WHAT IS REQUIRED:
Transcribe the entries exactly; images are not part of the copy.

DATA IN THIS EXERCISE:
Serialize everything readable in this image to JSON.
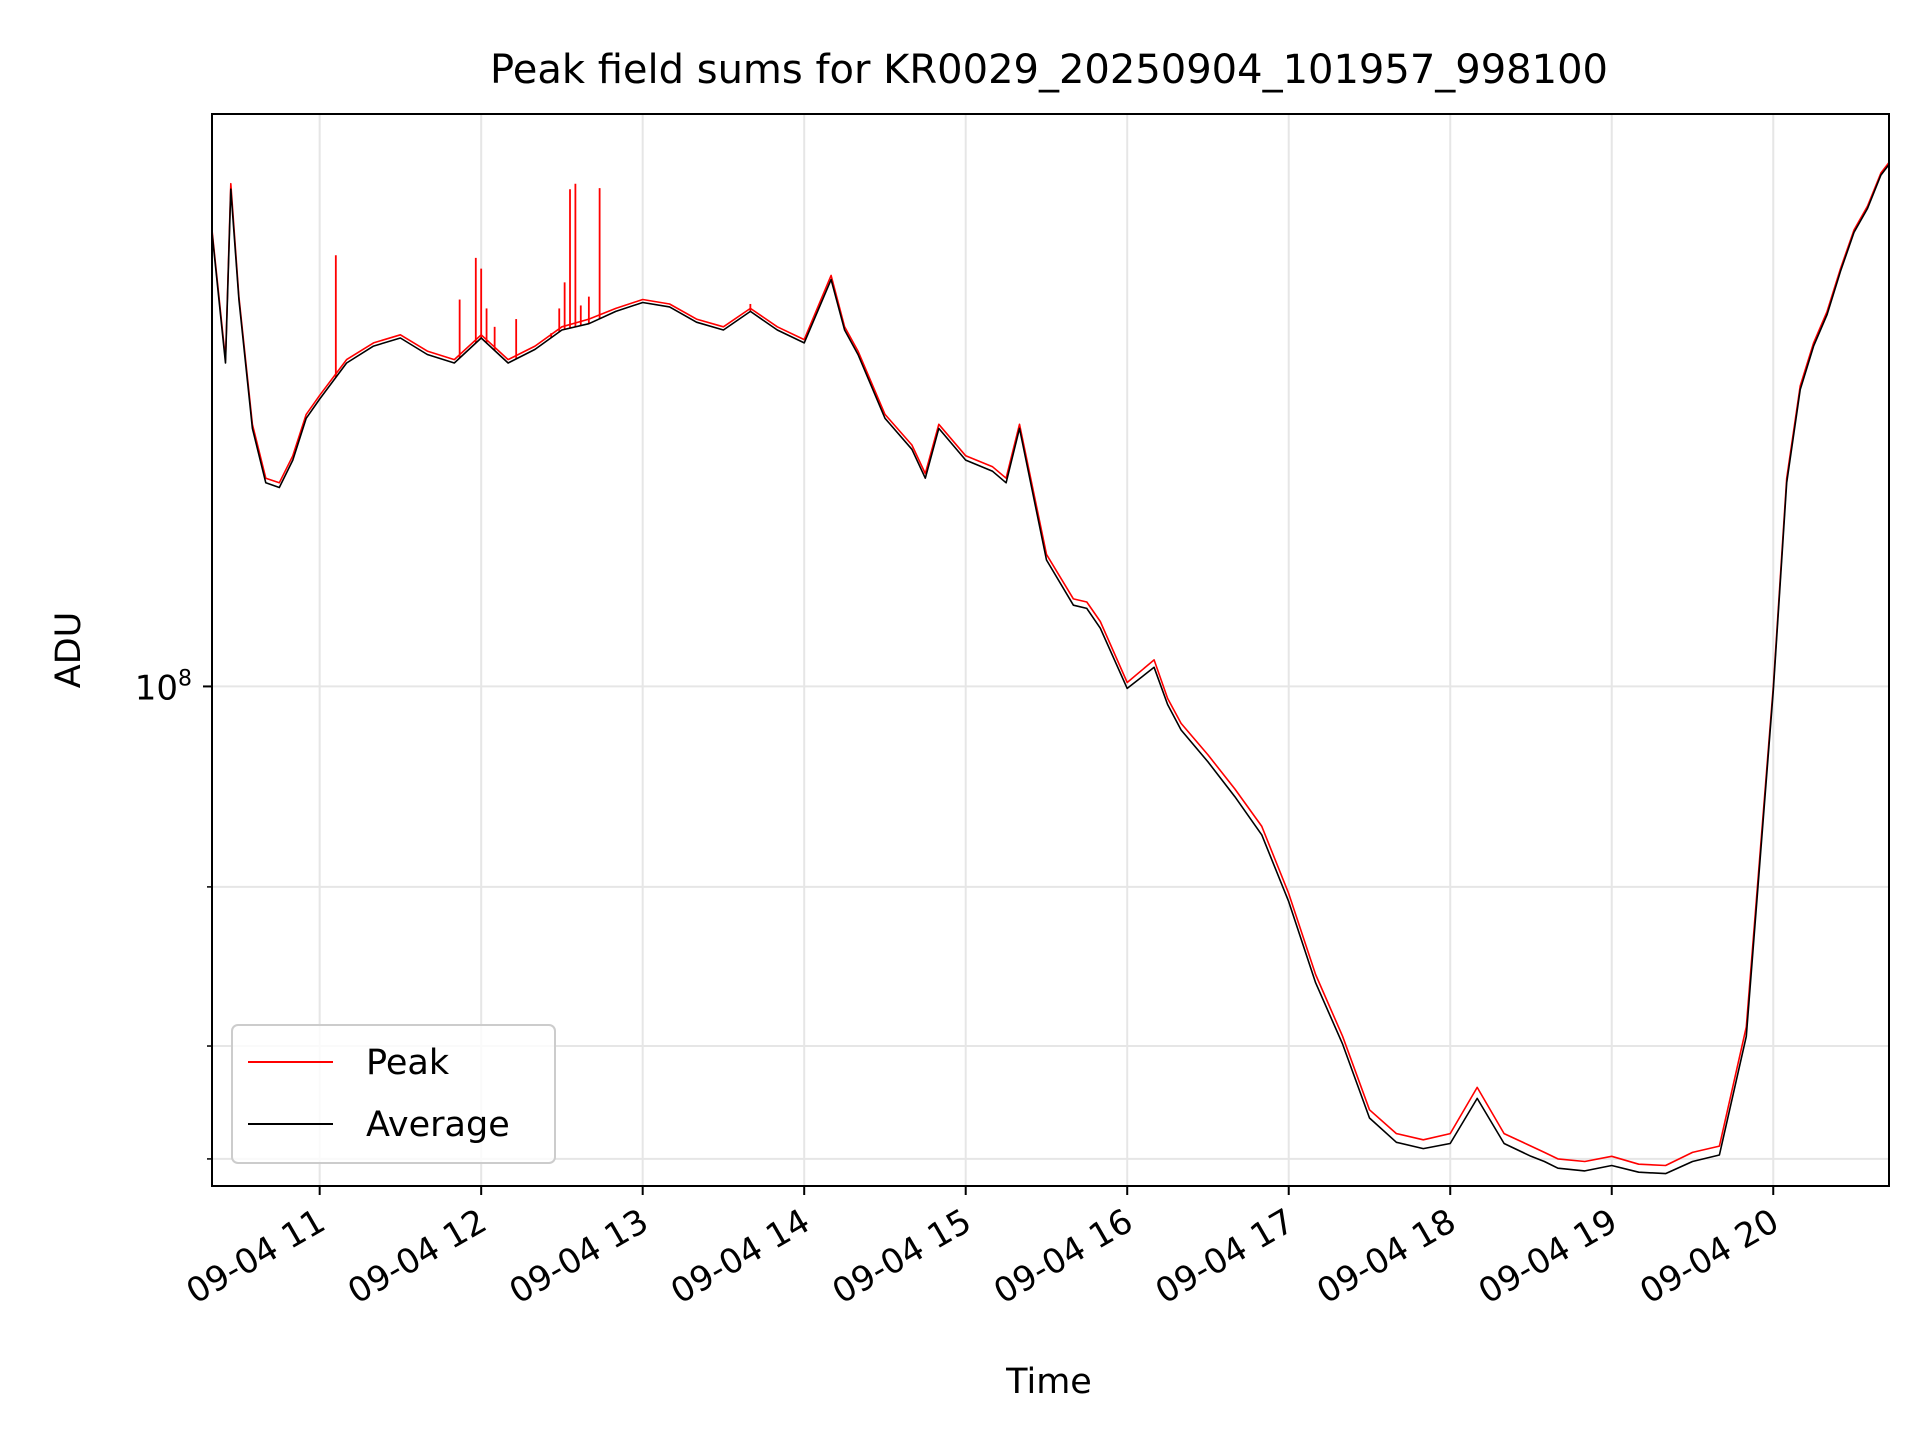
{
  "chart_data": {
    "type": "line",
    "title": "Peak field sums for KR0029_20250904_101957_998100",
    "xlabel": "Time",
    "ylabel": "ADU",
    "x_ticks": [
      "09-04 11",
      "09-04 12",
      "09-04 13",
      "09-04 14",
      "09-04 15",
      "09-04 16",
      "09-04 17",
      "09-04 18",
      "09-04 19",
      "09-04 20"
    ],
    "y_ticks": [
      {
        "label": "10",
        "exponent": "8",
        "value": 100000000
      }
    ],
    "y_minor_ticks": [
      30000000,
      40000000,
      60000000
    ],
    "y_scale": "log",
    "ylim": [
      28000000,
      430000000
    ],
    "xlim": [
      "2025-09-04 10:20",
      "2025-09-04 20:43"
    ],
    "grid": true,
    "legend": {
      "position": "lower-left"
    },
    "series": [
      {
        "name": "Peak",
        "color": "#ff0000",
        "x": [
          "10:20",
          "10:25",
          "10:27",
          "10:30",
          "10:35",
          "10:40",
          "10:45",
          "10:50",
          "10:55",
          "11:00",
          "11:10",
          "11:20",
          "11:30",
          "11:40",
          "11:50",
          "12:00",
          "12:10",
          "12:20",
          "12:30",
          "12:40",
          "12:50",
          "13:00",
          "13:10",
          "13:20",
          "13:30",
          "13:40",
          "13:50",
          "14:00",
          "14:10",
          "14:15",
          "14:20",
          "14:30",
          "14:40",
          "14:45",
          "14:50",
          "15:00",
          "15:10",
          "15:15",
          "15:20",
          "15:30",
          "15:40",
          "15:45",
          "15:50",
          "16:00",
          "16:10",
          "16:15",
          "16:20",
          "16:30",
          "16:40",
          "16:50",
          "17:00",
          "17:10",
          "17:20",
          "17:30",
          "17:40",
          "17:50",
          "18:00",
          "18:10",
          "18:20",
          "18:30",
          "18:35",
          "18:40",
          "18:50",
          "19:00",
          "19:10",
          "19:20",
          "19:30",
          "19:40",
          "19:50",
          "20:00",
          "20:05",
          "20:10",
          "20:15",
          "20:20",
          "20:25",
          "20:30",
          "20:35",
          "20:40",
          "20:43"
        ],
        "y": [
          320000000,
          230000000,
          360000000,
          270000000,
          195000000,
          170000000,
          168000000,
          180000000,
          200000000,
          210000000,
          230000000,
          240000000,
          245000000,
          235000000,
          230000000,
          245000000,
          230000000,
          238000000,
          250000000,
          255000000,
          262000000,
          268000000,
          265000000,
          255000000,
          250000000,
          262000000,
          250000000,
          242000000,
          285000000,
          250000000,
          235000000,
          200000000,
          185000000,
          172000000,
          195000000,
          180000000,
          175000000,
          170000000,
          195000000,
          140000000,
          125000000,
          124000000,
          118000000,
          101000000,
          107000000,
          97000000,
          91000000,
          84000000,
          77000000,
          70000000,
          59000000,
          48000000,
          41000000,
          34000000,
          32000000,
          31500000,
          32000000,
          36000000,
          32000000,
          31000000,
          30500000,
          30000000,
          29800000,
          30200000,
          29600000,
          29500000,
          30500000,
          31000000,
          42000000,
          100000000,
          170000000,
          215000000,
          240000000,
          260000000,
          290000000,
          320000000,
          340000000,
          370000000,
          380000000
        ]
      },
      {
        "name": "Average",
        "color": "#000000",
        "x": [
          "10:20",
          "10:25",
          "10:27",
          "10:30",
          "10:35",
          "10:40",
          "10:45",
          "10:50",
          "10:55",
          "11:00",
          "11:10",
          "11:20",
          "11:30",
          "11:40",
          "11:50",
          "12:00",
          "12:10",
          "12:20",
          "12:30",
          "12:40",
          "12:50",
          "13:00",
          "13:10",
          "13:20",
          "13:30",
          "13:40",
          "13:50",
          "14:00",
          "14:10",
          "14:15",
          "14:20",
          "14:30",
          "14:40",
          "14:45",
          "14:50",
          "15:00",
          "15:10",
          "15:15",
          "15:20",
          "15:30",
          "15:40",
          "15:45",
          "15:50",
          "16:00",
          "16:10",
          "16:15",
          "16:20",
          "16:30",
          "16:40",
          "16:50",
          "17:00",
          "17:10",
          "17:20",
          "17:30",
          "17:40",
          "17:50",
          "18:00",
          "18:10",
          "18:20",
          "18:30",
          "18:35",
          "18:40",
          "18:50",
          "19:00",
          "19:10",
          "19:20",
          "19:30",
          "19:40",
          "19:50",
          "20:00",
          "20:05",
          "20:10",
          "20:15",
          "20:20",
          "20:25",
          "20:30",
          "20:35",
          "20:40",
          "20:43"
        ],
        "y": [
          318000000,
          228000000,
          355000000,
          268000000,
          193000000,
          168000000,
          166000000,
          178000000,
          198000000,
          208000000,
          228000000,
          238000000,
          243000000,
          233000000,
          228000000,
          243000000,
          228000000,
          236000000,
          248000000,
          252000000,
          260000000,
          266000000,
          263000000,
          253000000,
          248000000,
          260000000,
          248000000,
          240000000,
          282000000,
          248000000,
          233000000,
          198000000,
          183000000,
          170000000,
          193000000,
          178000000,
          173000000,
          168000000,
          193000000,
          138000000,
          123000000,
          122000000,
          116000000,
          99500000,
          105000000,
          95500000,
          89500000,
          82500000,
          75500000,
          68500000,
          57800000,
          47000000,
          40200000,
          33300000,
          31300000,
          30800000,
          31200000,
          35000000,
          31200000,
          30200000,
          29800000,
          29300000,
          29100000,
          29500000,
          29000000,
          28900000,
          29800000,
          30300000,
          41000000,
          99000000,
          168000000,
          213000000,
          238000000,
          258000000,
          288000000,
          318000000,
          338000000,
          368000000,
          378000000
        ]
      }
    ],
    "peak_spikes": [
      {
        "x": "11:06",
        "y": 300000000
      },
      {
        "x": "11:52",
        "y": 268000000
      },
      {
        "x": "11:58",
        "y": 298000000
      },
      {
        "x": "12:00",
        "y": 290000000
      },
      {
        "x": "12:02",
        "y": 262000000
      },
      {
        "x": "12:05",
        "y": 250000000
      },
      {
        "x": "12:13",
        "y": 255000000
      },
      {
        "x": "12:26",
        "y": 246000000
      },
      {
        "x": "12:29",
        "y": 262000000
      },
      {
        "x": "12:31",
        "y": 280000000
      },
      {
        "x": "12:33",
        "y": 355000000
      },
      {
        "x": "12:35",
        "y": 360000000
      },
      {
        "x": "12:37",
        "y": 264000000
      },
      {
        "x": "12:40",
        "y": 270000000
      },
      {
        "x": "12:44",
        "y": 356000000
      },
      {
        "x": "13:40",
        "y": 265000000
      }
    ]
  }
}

EXERCISE OUTPUT:
Serialize everything readable in this image to JSON.
{
  "chart_data": {
    "type": "line",
    "title": "Peak field sums for KR0029_20250904_101957_998100",
    "xlabel": "Time",
    "ylabel": "ADU",
    "x_ticks": [
      "09-04 11",
      "09-04 12",
      "09-04 13",
      "09-04 14",
      "09-04 15",
      "09-04 16",
      "09-04 17",
      "09-04 18",
      "09-04 19",
      "09-04 20"
    ],
    "y_ticks": [
      {
        "label": "10",
        "exponent": "8",
        "value": 100000000
      }
    ],
    "y_minor_ticks": [
      30000000,
      40000000,
      60000000
    ],
    "y_scale": "log",
    "ylim": [
      28000000,
      430000000
    ],
    "xlim": [
      "2025-09-04 10:20",
      "2025-09-04 20:43"
    ],
    "grid": true,
    "legend": {
      "position": "lower-left"
    },
    "series": [
      {
        "name": "Peak",
        "color": "#ff0000",
        "x": [
          "10:20",
          "10:25",
          "10:27",
          "10:30",
          "10:35",
          "10:40",
          "10:45",
          "10:50",
          "10:55",
          "11:00",
          "11:10",
          "11:20",
          "11:30",
          "11:40",
          "11:50",
          "12:00",
          "12:10",
          "12:20",
          "12:30",
          "12:40",
          "12:50",
          "13:00",
          "13:10",
          "13:20",
          "13:30",
          "13:40",
          "13:50",
          "14:00",
          "14:10",
          "14:15",
          "14:20",
          "14:30",
          "14:40",
          "14:45",
          "14:50",
          "15:00",
          "15:10",
          "15:15",
          "15:20",
          "15:30",
          "15:40",
          "15:45",
          "15:50",
          "16:00",
          "16:10",
          "16:15",
          "16:20",
          "16:30",
          "16:40",
          "16:50",
          "17:00",
          "17:10",
          "17:20",
          "17:30",
          "17:40",
          "17:50",
          "18:00",
          "18:10",
          "18:20",
          "18:30",
          "18:35",
          "18:40",
          "18:50",
          "19:00",
          "19:10",
          "19:20",
          "19:30",
          "19:40",
          "19:50",
          "20:00",
          "20:05",
          "20:10",
          "20:15",
          "20:20",
          "20:25",
          "20:30",
          "20:35",
          "20:40",
          "20:43"
        ],
        "y": [
          320000000,
          230000000,
          360000000,
          270000000,
          195000000,
          170000000,
          168000000,
          180000000,
          200000000,
          210000000,
          230000000,
          240000000,
          245000000,
          235000000,
          230000000,
          245000000,
          230000000,
          238000000,
          250000000,
          255000000,
          262000000,
          268000000,
          265000000,
          255000000,
          250000000,
          262000000,
          250000000,
          242000000,
          285000000,
          250000000,
          235000000,
          200000000,
          185000000,
          172000000,
          195000000,
          180000000,
          175000000,
          170000000,
          195000000,
          140000000,
          125000000,
          124000000,
          118000000,
          101000000,
          107000000,
          97000000,
          91000000,
          84000000,
          77000000,
          70000000,
          59000000,
          48000000,
          41000000,
          34000000,
          32000000,
          31500000,
          32000000,
          36000000,
          32000000,
          31000000,
          30500000,
          30000000,
          29800000,
          30200000,
          29600000,
          29500000,
          30500000,
          31000000,
          42000000,
          100000000,
          170000000,
          215000000,
          240000000,
          260000000,
          290000000,
          320000000,
          340000000,
          370000000,
          380000000
        ]
      },
      {
        "name": "Average",
        "color": "#000000",
        "x": [
          "10:20",
          "10:25",
          "10:27",
          "10:30",
          "10:35",
          "10:40",
          "10:45",
          "10:50",
          "10:55",
          "11:00",
          "11:10",
          "11:20",
          "11:30",
          "11:40",
          "11:50",
          "12:00",
          "12:10",
          "12:20",
          "12:30",
          "12:40",
          "12:50",
          "13:00",
          "13:10",
          "13:20",
          "13:30",
          "13:40",
          "13:50",
          "14:00",
          "14:10",
          "14:15",
          "14:20",
          "14:30",
          "14:40",
          "14:45",
          "14:50",
          "15:00",
          "15:10",
          "15:15",
          "15:20",
          "15:30",
          "15:40",
          "15:45",
          "15:50",
          "16:00",
          "16:10",
          "16:15",
          "16:20",
          "16:30",
          "16:40",
          "16:50",
          "17:00",
          "17:10",
          "17:20",
          "17:30",
          "17:40",
          "17:50",
          "18:00",
          "18:10",
          "18:20",
          "18:30",
          "18:35",
          "18:40",
          "18:50",
          "19:00",
          "19:10",
          "19:20",
          "19:30",
          "19:40",
          "19:50",
          "20:00",
          "20:05",
          "20:10",
          "20:15",
          "20:20",
          "20:25",
          "20:30",
          "20:35",
          "20:40",
          "20:43"
        ],
        "y": [
          318000000,
          228000000,
          355000000,
          268000000,
          193000000,
          168000000,
          166000000,
          178000000,
          198000000,
          208000000,
          228000000,
          238000000,
          243000000,
          233000000,
          228000000,
          243000000,
          228000000,
          236000000,
          248000000,
          252000000,
          260000000,
          266000000,
          263000000,
          253000000,
          248000000,
          260000000,
          248000000,
          240000000,
          282000000,
          248000000,
          233000000,
          198000000,
          183000000,
          170000000,
          193000000,
          178000000,
          173000000,
          168000000,
          193000000,
          138000000,
          123000000,
          122000000,
          116000000,
          99500000,
          105000000,
          95500000,
          89500000,
          82500000,
          75500000,
          68500000,
          57800000,
          47000000,
          40200000,
          33300000,
          31300000,
          30800000,
          31200000,
          35000000,
          31200000,
          30200000,
          29800000,
          29300000,
          29100000,
          29500000,
          29000000,
          28900000,
          29800000,
          30300000,
          41000000,
          99000000,
          168000000,
          213000000,
          238000000,
          258000000,
          288000000,
          318000000,
          338000000,
          368000000,
          378000000
        ]
      }
    ],
    "peak_spikes": [
      {
        "x": "11:06",
        "y": 300000000
      },
      {
        "x": "11:52",
        "y": 268000000
      },
      {
        "x": "11:58",
        "y": 298000000
      },
      {
        "x": "12:00",
        "y": 290000000
      },
      {
        "x": "12:02",
        "y": 262000000
      },
      {
        "x": "12:05",
        "y": 250000000
      },
      {
        "x": "12:13",
        "y": 255000000
      },
      {
        "x": "12:26",
        "y": 246000000
      },
      {
        "x": "12:29",
        "y": 262000000
      },
      {
        "x": "12:31",
        "y": 280000000
      },
      {
        "x": "12:33",
        "y": 355000000
      },
      {
        "x": "12:35",
        "y": 360000000
      },
      {
        "x": "12:37",
        "y": 264000000
      },
      {
        "x": "12:40",
        "y": 270000000
      },
      {
        "x": "12:44",
        "y": 356000000
      },
      {
        "x": "13:40",
        "y": 265000000
      }
    ]
  }
}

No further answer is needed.